What you will do:
Return only the number of lines that hold "的有机物".

Given records:

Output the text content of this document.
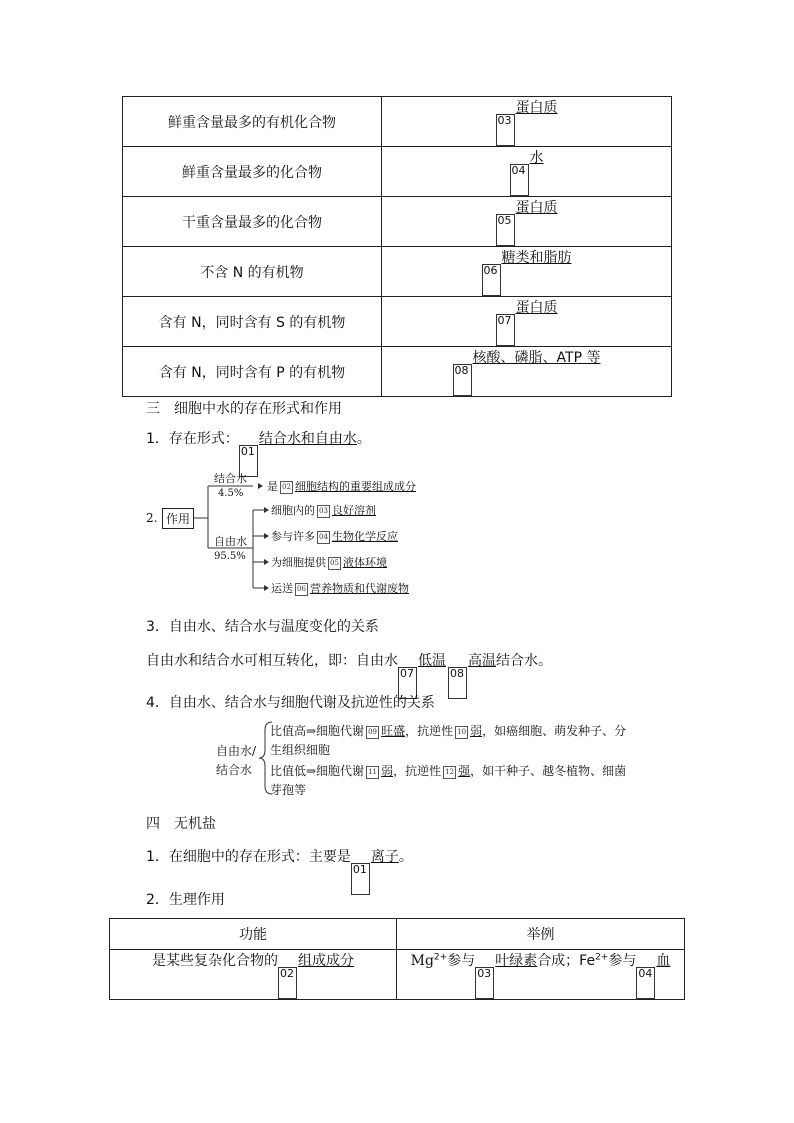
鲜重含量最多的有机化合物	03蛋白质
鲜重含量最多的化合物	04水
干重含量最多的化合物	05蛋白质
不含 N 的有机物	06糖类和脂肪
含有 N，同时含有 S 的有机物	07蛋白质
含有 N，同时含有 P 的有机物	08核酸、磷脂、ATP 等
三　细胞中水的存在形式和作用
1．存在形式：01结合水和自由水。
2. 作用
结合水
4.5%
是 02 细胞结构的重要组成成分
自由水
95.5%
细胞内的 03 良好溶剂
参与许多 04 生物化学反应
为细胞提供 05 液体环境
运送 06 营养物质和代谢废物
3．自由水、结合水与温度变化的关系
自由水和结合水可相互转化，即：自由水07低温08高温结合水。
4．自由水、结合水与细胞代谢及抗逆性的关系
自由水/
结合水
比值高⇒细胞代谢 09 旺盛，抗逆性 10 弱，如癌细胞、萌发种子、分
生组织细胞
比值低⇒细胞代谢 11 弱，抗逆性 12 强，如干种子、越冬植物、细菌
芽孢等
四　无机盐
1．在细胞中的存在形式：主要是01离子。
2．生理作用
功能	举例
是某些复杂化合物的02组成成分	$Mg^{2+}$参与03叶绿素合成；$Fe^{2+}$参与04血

Result of this task:
3